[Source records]
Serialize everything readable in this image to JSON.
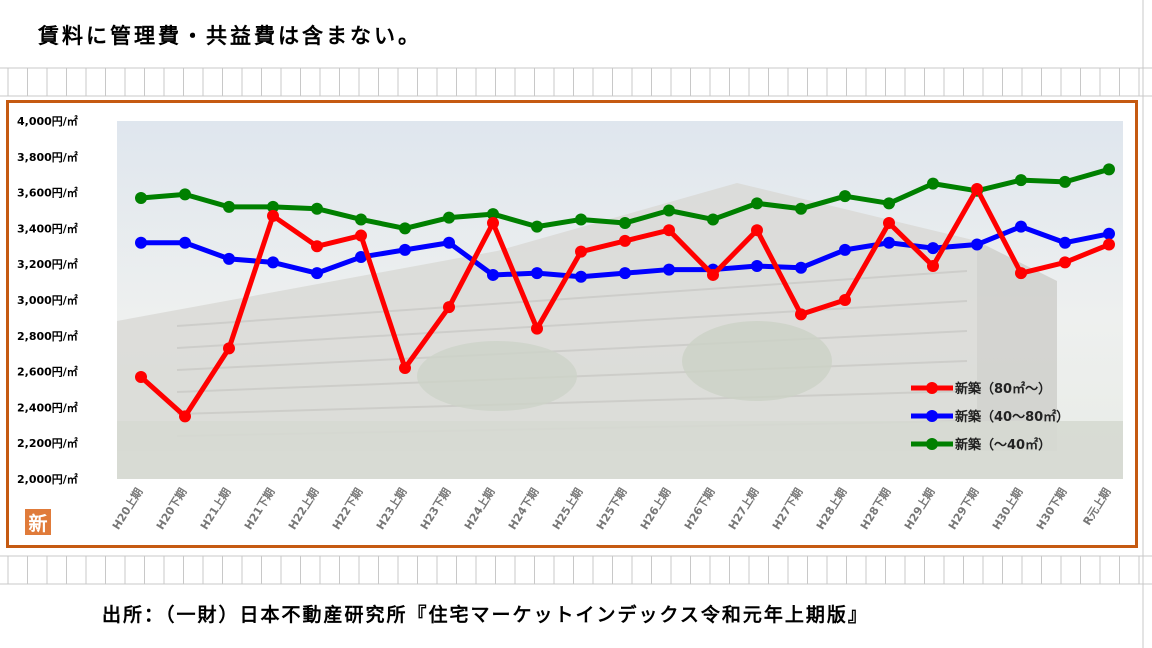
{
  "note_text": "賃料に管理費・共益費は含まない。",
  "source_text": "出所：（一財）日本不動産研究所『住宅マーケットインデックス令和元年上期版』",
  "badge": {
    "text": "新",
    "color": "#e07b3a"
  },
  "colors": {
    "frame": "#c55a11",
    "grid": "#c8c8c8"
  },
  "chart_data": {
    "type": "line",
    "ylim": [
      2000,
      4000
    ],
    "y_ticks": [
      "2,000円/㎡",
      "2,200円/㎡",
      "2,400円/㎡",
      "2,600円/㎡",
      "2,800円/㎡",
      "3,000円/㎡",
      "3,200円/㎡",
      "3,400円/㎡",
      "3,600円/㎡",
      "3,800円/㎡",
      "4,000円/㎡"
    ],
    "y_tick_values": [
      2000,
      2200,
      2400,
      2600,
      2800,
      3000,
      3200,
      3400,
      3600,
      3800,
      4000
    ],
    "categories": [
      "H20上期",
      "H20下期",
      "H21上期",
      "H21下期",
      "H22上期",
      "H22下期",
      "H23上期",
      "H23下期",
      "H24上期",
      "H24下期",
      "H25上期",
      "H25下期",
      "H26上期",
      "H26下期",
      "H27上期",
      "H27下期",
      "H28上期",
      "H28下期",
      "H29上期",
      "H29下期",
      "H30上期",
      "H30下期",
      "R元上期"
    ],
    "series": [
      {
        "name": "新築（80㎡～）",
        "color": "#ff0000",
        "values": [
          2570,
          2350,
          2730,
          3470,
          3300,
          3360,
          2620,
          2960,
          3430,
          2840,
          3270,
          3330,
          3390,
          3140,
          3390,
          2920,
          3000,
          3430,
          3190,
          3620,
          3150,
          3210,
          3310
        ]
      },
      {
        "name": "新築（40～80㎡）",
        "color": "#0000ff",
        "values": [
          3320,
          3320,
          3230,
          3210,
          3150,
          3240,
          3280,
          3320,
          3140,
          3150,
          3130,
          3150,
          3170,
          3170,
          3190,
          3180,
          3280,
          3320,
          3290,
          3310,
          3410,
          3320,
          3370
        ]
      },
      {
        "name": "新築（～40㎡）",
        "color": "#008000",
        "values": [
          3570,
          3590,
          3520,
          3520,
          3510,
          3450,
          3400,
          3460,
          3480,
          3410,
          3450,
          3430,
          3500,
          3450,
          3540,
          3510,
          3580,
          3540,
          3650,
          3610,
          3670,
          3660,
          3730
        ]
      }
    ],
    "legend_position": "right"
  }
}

==

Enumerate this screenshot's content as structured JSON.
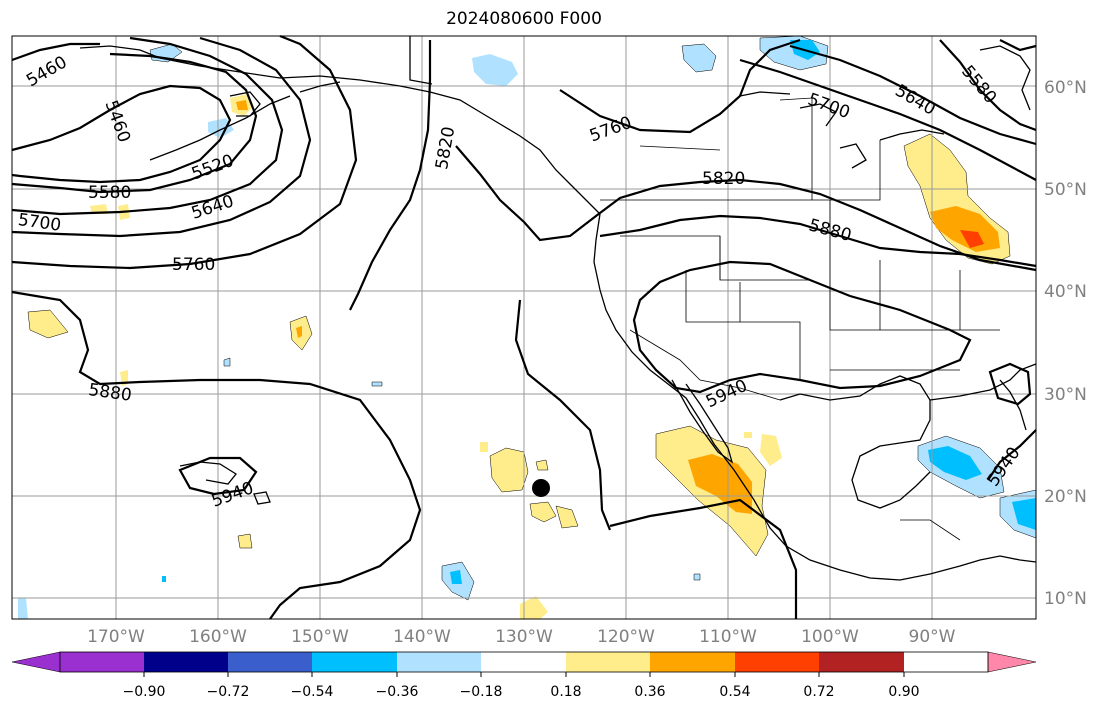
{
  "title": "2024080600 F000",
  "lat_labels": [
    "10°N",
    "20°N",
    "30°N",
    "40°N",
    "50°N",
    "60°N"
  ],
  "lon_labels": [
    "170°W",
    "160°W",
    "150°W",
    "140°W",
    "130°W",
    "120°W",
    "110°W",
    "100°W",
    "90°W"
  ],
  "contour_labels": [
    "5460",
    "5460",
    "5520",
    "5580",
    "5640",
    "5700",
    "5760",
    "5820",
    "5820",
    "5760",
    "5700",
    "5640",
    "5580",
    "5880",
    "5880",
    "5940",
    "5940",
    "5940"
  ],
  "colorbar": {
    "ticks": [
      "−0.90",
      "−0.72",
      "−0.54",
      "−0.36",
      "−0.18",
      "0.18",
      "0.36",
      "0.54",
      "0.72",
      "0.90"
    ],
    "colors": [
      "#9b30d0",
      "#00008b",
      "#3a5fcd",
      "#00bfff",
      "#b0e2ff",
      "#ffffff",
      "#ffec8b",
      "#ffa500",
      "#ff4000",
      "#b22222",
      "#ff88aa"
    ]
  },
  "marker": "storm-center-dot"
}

GIVEN PROBLEM: In the records above, how many lines contain the string "this"? State that number only.

RESULT: 2